▸ Stated goal: State the number of lines, and only that number, in which the word "atrasties" appears.

▸ Data for this exercise:
--- begin ---

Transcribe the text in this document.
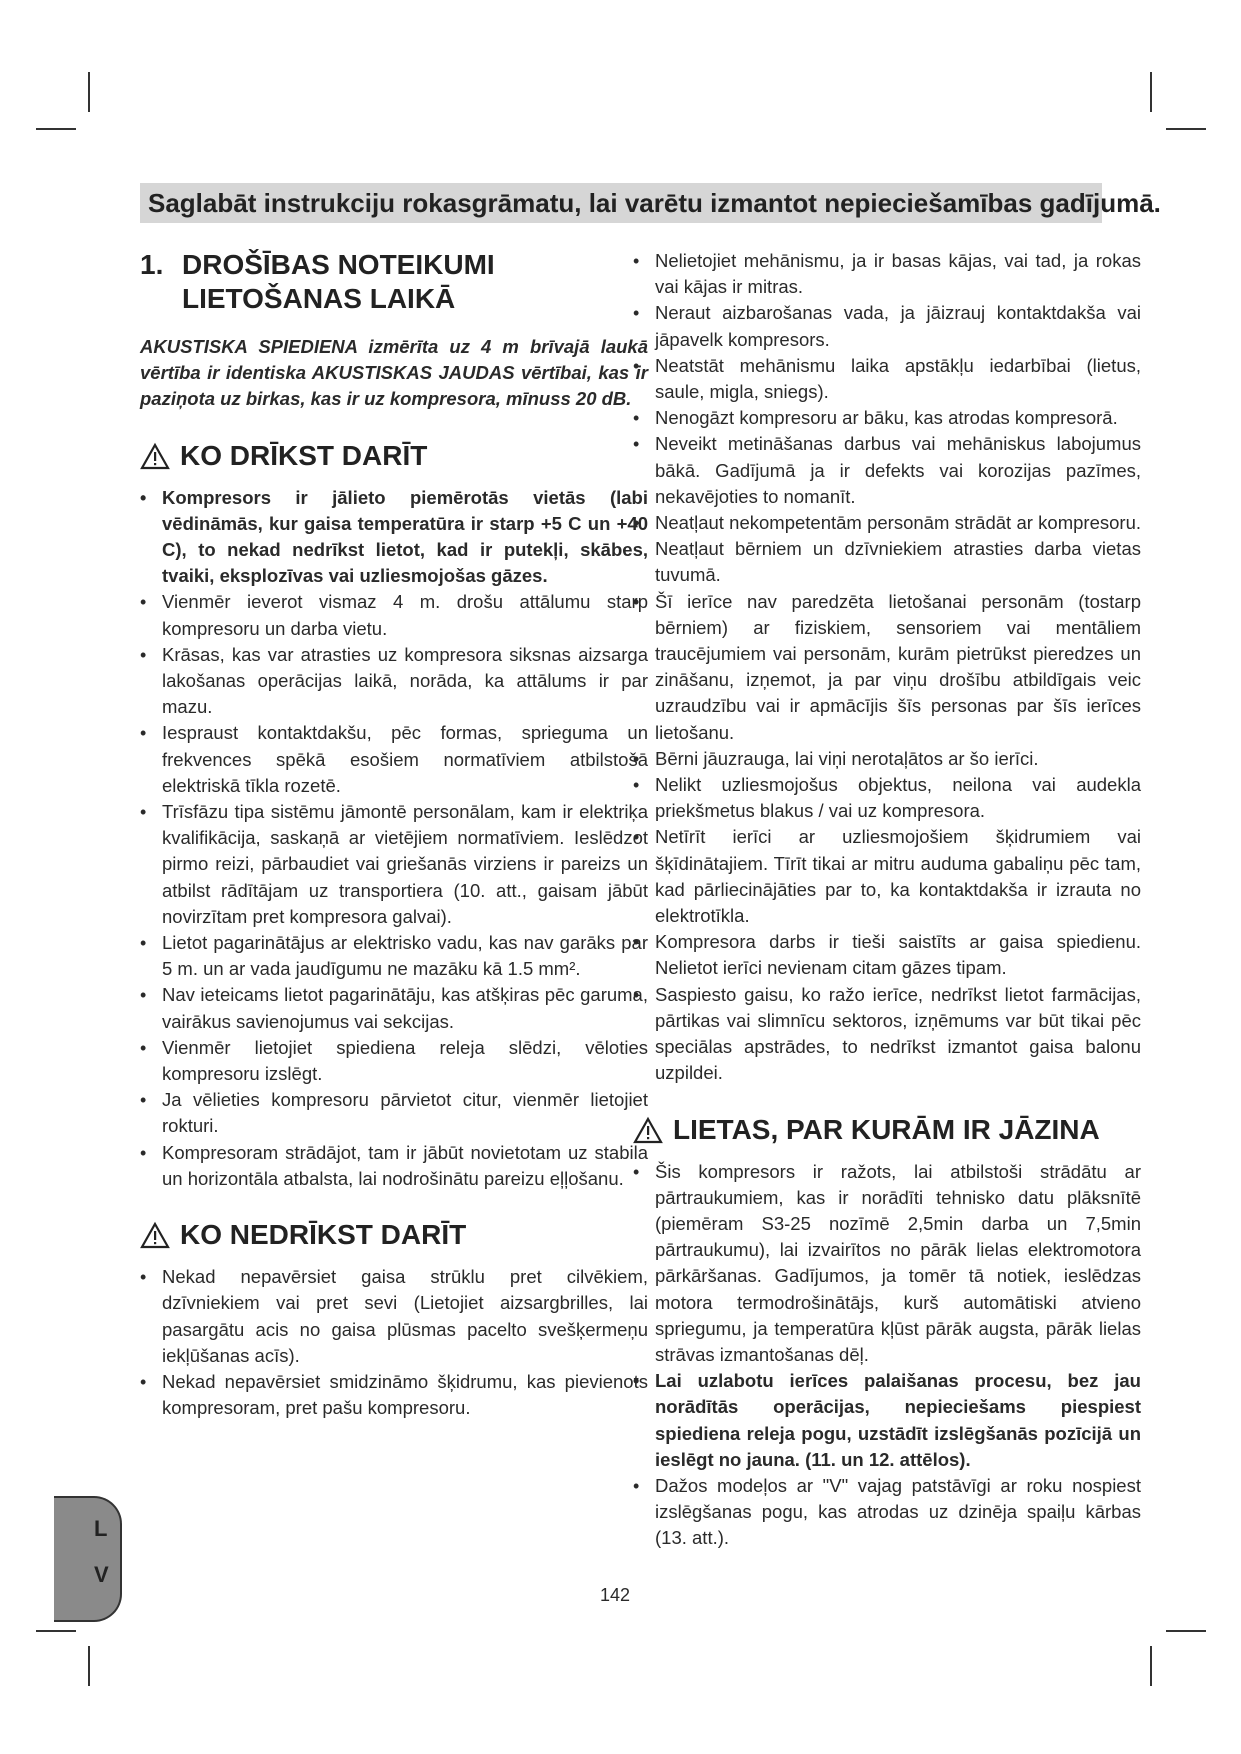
Saglabāt instrukciju rokasgrāmatu, lai varētu izmantot nepieciešamības gadījumā.
1. DROŠĪBAS NOTEIKUMI LIETOŠANAS LAIKĀ

AKUSTISKA SPIEDIENA izmērīta uz 4 m brīvajā laukā vērtība ir identiska AKUSTISKAS JAUDAS vērtībai, kas ir paziņota uz birkas, kas ir uz kompresora, mīnuss 20 dB.

KO DRĪKST DARĪT
• Kompresors ir jālieto piemērotās vietās (labi vēdināmās, kur gaisa temperatūra ir starp +5 C un +40 C), to nekad nedrīkst lietot, kad ir putekļi, skābes, tvaiki, eksplozīvas vai uzliesmojošas gāzes.
• Vienmēr ieverot vismaz 4 m. drošu attālumu starp kompresoru un darba vietu.
• Krāsas, kas var atrasties uz kompresora siksnas aizsarga lakošanas operācijas laikā, norāda, ka attālums ir par mazu.
• Iespraust kontaktdakšu, pēc formas, sprieguma un frekvences spēkā esošiem normatīviem atbilstošā elektriskā tīkla rozetē.
• Trīsfāzu tipa sistēmu jāmontē personālam, kam ir elektriķa kvalifikācija, saskaņā ar vietējiem normatīviem. Ieslēdzot pirmo reizi, pārbaudiet vai griešanās virziens ir pareizs un atbilst rādītājam uz transportiera (10. att., gaisam jābūt novirzītam pret kompresora galvai).
• Lietot pagarinātājus ar elektrisko vadu, kas nav garāks par 5 m. un ar vada jaudīgumu ne mazāku kā 1.5 mm².
• Nav ieteicams lietot pagarinātāju, kas atšķiras pēc garuma, vairākus savienojumus vai sekcijas.
• Vienmēr lietojiet spiediena releja slēdzi, vēloties kompresoru izslēgt.
• Ja vēlieties kompresoru pārvietot citur, vienmēr lietojiet rokturi.
• Kompresoram strādājot, tam ir jābūt novietotam uz stabila un horizontāla atbalsta, lai nodrošinātu pareizu eļļošanu.
KO NEDRĪKST DARĪT
• Nekad nepavērsiet gaisa strūklu pret cilvēkiem, dzīvniekiem vai pret sevi (Lietojiet aizsargbrilles, lai pasargātu acis no gaisa plūsmas pacelto svešķermeņu iekļūšanas acīs).
• Nekad nepavērsiet smidzināmo šķidrumu, kas pievienots kompresoram, pret pašu kompresoru.
• Nelietojiet mehānismu, ja ir basas kājas, vai tad, ja rokas vai kājas ir mitras.
• Neraut aizbarošanas vada, ja jāizrauj kontaktdakša vai jāpavelk kompresors.
• Neatstāt mehānismu laika apstākļu iedarbībai (lietus, saule, migla, sniegs).
• Nenogāzt kompresoru ar bāku, kas atrodas kompresorā.
• Neveikt metināšanas darbus vai mehāniskus labojumus bākā. Gadījumā ja ir defekts vai korozijas pazīmes, nekavējoties to nomanīt.
• Neatļaut nekompetentām personām strādāt ar kompresoru. Neatļaut bērniem un dzīvniekiem atrasties darba vietas tuvumā.
• Šī ierīce nav paredzēta lietošanai personām (tostarp bērniem) ar fiziskiem, sensoriem vai mentāliem traucējumiem vai personām, kurām pietrūkst pieredzes un zināšanu, izņemot, ja par viņu drošību atbildīgais veic uzraudzību vai ir apmācījis šīs personas par šīs ierīces lietošanu.
• Bērni jāuzrauga, lai viņi nerotaļātos ar šo ierīci.
• Nelikt uzliesmojošus objektus, neilona vai audekla priekšmetus blakus / vai uz kompresora.
• Netīrīt ierīci ar uzliesmojošiem šķidrumiem vai šķīdinātajiem. Tīrīt tikai ar mitru auduma gabaliņu pēc tam, kad pārliecinājāties par to, ka kontaktdakša ir izrauta no elektrotīkla.
• Kompresora darbs ir tieši saistīts ar gaisa spiedienu. Nelietot ierīci nevienam citam gāzes tipam.
• Saspiesto gaisu, ko ražo ierīce, nedrīkst lietot farmācijas, pārtikas vai slimnīcu sektoros, izņēmums var būt tikai pēc speciālas apstrādes, to nedrīkst izmantot gaisa balonu uzpildei.
LIETAS, PAR KURĀM IR JĀZINA
• Šis kompresors ir ražots, lai atbilstoši strādātu ar pārtraukumiem, kas ir norādīti tehnisko datu plāksnītē (piemēram S3-25 nozīmē 2,5min darba un 7,5min pārtraukumu), lai izvairītos no pārāk lielas elektromotora pārkāršanas. Gadījumos, ja tomēr tā notiek, ieslēdzas motora termodrošinātājs, kurš automātiski atvieno spriegumu, ja temperatūra kļūst pārāk augsta, pārāk lielas strāvas izmantošanas dēļ.
• Lai uzlabotu ierīces palaišanas procesu, bez jau norādītās operācijas, nepieciešams piespiest spiediena releja pogu, uzstādīt izslēgšanās pozīcijā un ieslēgt no jauna. (11. un 12. attēlos).
• Dažos modeļos ar "V" vajag patstāvīgi ar roku nospiest izslēgšanas pogu, kas atrodas uz dzinēja spaiļu kārbas (13. att.).
142
L
V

--- end ---

▸ Exercise answer: 2